Please list all lines of the material below in which the string "content" occurs.

** START OF Given data **

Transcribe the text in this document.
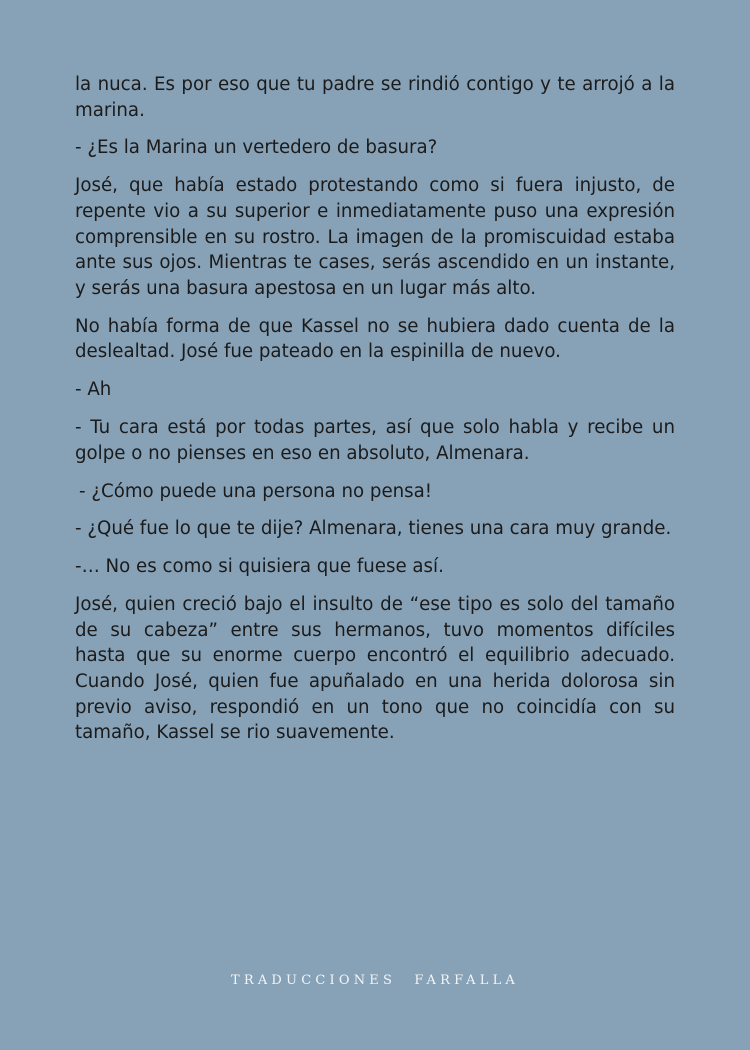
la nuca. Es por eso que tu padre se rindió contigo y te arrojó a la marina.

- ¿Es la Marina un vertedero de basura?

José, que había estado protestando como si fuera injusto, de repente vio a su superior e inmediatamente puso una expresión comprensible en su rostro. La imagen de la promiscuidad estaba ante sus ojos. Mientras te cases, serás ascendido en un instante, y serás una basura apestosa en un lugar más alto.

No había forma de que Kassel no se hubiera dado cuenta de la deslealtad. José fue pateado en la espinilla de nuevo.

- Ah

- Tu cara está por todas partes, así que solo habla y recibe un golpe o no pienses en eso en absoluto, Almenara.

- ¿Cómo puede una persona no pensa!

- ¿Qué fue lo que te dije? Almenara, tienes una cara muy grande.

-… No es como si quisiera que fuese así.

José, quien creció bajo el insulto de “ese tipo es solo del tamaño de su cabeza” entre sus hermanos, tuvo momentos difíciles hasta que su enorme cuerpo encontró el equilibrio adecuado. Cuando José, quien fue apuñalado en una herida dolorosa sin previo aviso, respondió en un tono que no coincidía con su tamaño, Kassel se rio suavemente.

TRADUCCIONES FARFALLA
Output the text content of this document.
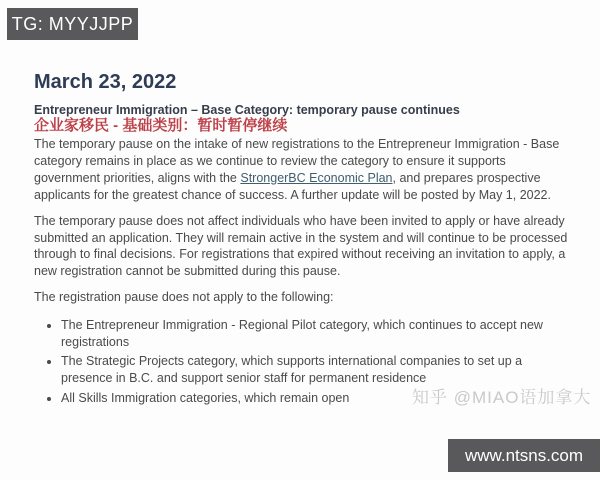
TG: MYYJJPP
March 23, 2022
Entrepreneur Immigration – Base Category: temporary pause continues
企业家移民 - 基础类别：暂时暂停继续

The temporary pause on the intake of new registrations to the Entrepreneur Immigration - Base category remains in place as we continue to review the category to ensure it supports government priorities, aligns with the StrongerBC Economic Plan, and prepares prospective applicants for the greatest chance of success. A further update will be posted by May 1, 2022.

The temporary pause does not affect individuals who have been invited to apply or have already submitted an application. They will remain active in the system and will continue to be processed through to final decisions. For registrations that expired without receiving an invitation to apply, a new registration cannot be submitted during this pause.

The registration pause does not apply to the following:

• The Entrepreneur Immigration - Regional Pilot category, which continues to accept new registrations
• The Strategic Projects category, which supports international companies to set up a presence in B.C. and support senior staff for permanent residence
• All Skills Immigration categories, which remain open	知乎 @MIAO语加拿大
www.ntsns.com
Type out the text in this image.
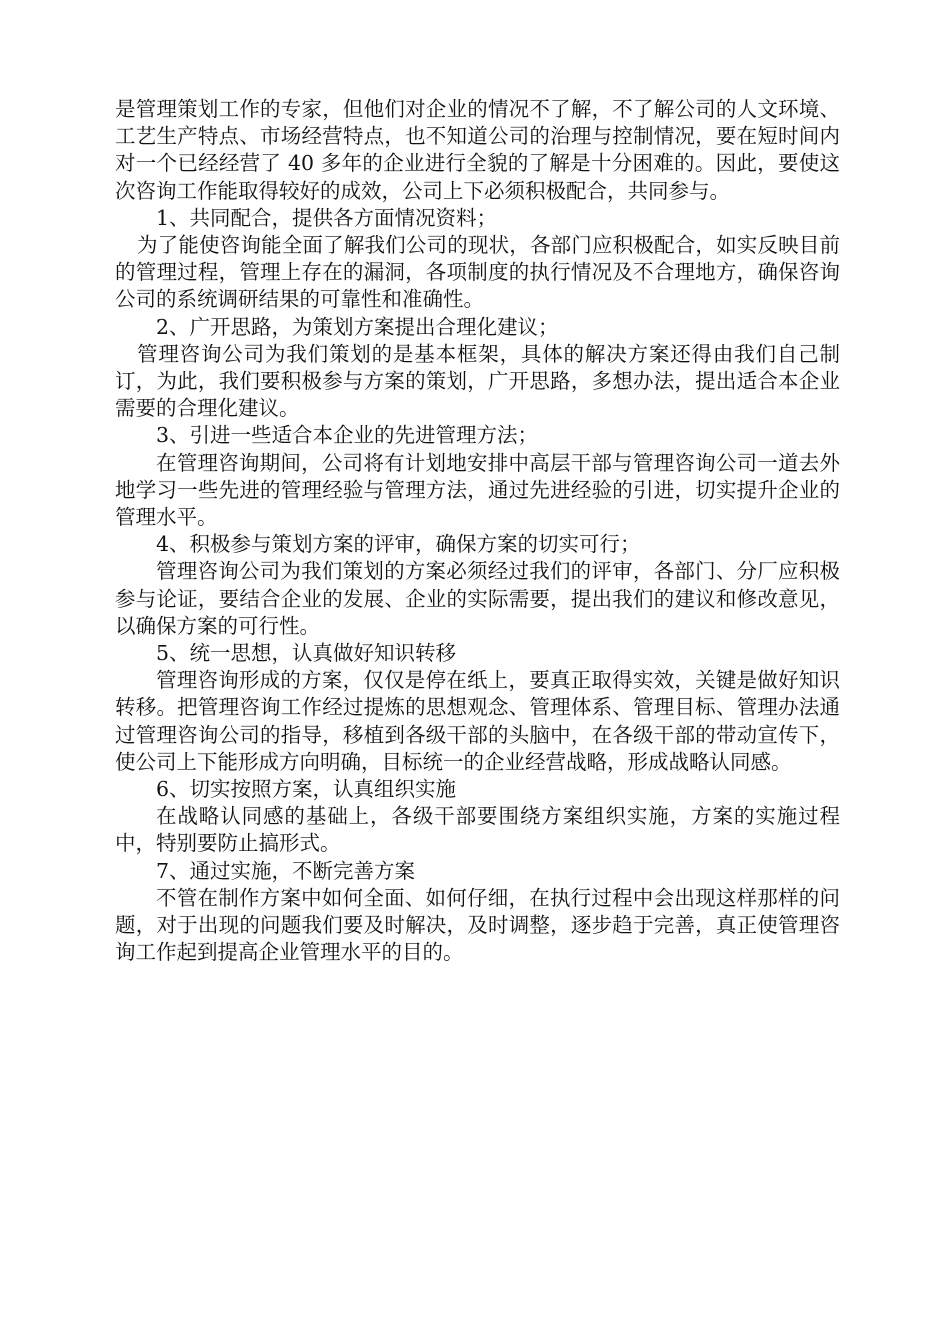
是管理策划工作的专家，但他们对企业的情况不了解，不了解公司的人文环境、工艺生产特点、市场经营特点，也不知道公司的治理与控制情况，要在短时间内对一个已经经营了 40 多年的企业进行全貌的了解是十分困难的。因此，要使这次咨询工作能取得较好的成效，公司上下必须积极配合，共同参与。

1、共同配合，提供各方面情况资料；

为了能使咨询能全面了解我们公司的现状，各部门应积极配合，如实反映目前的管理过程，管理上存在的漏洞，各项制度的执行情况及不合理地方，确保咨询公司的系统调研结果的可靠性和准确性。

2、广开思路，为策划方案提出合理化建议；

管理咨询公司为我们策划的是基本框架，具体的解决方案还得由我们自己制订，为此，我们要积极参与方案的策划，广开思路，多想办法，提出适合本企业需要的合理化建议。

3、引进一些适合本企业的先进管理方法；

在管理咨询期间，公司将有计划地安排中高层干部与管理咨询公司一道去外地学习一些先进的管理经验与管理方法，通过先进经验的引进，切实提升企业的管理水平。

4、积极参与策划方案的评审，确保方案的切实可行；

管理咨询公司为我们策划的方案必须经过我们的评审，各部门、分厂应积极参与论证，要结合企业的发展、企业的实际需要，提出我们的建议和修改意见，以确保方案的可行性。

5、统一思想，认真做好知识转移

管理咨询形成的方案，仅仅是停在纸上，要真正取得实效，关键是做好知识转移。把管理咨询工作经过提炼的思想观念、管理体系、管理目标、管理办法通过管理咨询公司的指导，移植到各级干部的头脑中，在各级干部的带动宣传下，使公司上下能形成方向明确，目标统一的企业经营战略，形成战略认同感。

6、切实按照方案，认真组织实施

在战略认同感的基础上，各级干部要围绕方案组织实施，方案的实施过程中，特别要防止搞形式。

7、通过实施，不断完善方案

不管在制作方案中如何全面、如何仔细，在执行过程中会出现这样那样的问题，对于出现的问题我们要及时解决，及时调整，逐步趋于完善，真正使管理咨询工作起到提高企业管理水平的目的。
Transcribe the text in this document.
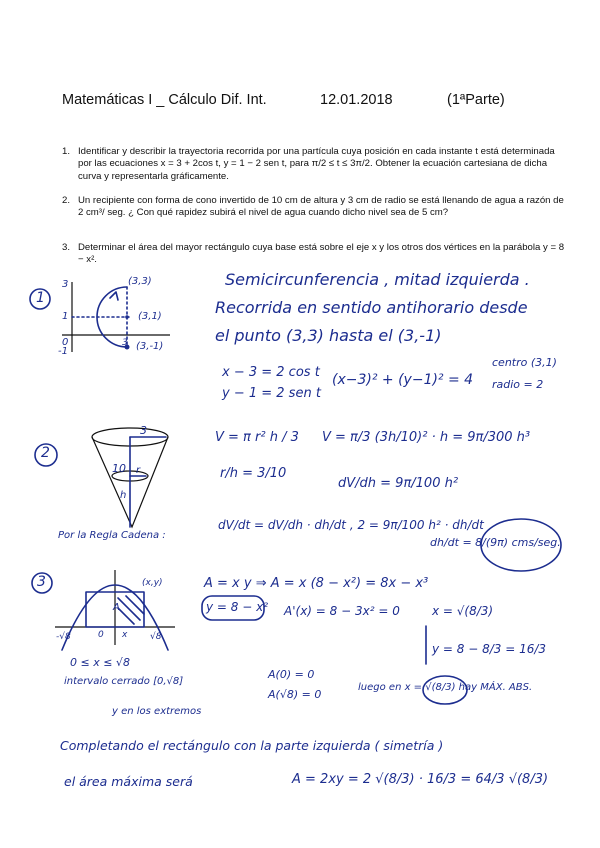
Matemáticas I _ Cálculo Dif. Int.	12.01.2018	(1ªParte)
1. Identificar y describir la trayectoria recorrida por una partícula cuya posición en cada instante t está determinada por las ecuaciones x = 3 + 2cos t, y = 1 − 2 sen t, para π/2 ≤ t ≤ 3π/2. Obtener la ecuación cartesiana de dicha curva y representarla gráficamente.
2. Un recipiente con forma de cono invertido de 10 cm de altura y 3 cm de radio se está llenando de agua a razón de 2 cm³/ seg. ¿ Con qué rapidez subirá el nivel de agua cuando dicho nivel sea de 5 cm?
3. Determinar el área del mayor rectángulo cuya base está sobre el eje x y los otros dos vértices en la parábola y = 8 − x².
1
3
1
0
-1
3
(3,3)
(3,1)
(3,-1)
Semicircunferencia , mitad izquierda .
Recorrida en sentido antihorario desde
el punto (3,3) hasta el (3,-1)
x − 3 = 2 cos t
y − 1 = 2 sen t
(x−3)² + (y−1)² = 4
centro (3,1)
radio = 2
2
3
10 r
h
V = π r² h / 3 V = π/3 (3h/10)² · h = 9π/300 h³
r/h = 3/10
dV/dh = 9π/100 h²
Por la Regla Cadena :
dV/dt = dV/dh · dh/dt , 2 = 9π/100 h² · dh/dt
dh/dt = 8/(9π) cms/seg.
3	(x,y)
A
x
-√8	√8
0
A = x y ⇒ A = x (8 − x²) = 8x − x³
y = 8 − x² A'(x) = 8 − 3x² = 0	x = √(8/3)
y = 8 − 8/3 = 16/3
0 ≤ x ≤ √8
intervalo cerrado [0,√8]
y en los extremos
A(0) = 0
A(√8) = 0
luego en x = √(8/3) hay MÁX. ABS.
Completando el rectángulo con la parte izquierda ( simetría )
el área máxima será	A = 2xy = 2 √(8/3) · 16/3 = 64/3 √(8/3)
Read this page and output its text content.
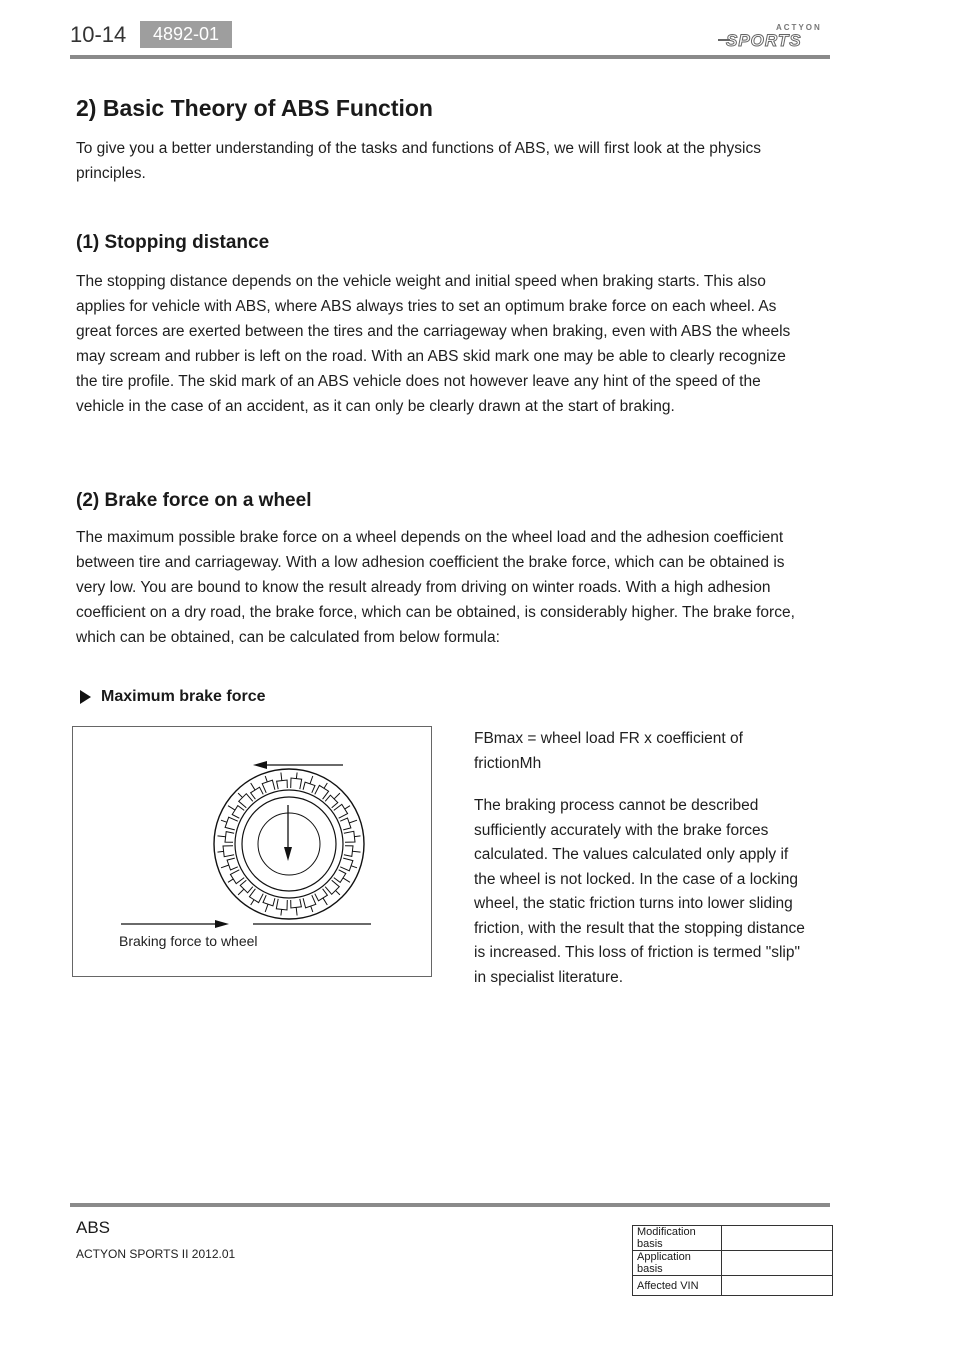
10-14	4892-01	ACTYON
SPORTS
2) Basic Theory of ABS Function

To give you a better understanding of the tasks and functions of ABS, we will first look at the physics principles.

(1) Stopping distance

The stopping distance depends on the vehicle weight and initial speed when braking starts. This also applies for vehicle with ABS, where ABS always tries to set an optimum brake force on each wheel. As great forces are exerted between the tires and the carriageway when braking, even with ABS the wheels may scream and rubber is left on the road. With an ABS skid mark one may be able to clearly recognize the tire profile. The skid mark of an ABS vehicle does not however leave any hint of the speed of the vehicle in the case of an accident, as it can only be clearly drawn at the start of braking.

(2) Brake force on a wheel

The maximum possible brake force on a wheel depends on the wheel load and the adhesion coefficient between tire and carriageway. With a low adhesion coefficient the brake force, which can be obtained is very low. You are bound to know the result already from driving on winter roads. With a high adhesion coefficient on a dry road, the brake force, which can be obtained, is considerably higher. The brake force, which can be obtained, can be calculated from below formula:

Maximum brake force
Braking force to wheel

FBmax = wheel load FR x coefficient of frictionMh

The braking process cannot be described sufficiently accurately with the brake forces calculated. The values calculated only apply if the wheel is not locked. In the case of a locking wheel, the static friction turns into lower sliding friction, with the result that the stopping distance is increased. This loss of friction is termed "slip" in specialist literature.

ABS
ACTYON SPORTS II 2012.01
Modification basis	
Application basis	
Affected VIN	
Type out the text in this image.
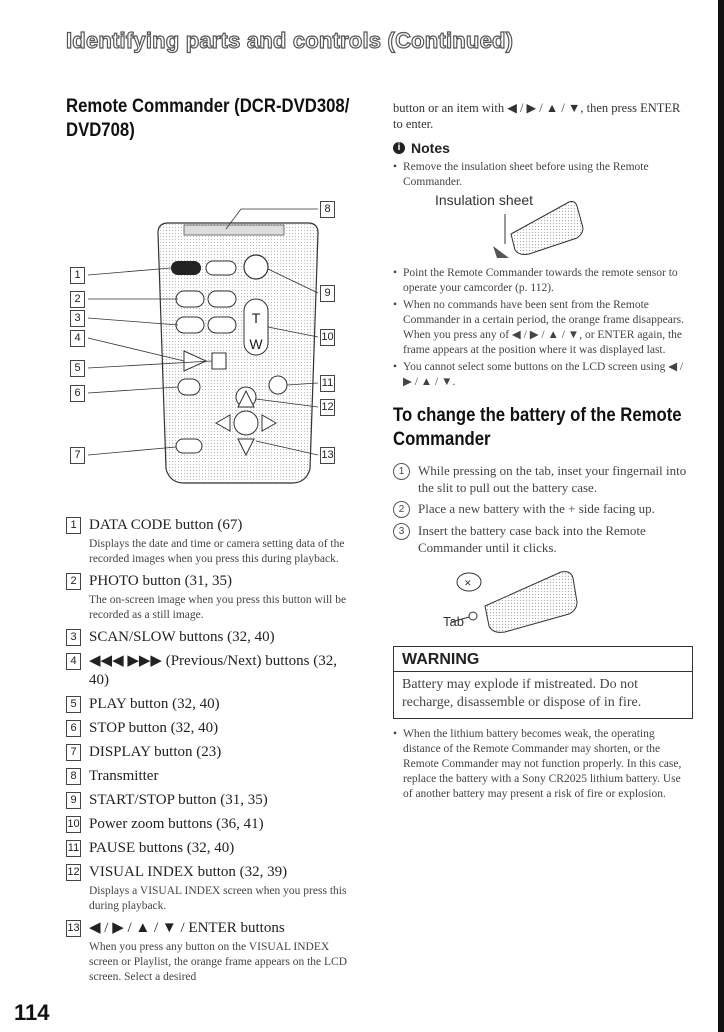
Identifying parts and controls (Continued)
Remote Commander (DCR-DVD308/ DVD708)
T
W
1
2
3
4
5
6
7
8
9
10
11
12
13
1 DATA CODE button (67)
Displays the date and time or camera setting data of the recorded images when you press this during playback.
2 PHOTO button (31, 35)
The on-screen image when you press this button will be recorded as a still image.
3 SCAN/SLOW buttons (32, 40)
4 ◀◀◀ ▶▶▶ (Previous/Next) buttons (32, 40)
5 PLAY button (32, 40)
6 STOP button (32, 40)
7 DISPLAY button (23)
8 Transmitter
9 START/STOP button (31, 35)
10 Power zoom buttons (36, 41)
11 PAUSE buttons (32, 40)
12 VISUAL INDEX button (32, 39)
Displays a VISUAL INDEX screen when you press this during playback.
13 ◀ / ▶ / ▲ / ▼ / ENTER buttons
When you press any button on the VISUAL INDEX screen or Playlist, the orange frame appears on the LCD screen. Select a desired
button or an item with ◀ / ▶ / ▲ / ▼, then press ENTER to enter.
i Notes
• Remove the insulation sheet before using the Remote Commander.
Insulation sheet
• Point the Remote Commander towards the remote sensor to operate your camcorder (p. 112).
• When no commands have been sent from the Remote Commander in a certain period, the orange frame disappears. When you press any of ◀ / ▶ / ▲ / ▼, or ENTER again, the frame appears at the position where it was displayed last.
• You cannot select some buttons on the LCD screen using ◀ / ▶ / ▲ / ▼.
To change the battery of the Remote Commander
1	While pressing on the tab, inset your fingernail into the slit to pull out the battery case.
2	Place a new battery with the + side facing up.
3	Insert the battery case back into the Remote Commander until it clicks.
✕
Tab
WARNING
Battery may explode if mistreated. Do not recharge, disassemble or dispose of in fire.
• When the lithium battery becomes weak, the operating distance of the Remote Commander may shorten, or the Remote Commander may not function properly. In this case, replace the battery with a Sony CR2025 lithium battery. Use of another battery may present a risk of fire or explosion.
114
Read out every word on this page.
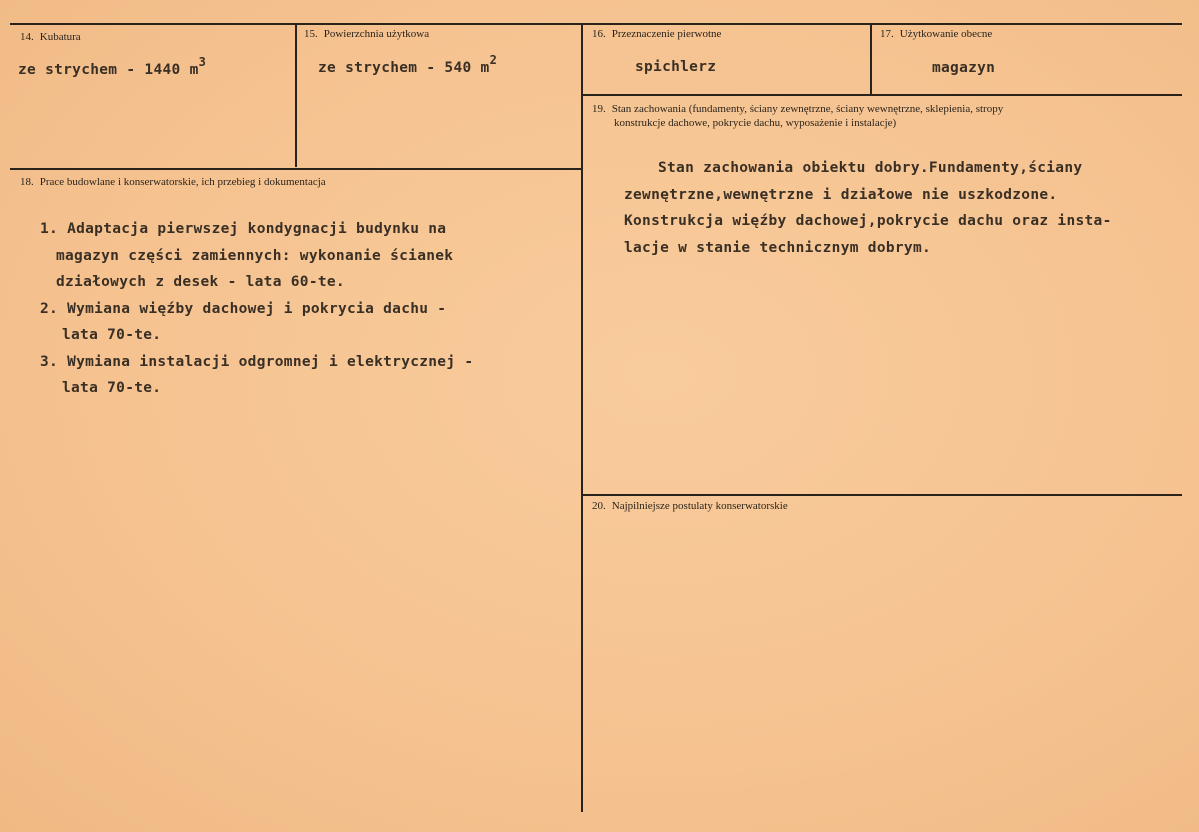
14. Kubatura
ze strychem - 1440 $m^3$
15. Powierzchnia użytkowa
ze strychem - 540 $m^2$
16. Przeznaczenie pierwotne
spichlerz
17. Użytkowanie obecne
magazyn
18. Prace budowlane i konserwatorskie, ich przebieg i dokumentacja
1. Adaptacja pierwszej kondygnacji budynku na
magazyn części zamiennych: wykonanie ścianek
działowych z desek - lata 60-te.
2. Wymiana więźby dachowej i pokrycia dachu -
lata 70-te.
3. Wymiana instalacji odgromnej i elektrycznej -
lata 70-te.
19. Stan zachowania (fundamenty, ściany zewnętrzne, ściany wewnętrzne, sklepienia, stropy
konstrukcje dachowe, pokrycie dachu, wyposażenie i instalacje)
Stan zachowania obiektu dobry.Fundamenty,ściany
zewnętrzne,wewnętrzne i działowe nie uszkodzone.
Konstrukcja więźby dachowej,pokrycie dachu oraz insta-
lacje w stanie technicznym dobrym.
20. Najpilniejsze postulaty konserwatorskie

** END OF Given data **

* The completed task *
Output the text content of this document.
Read this page and output its text content.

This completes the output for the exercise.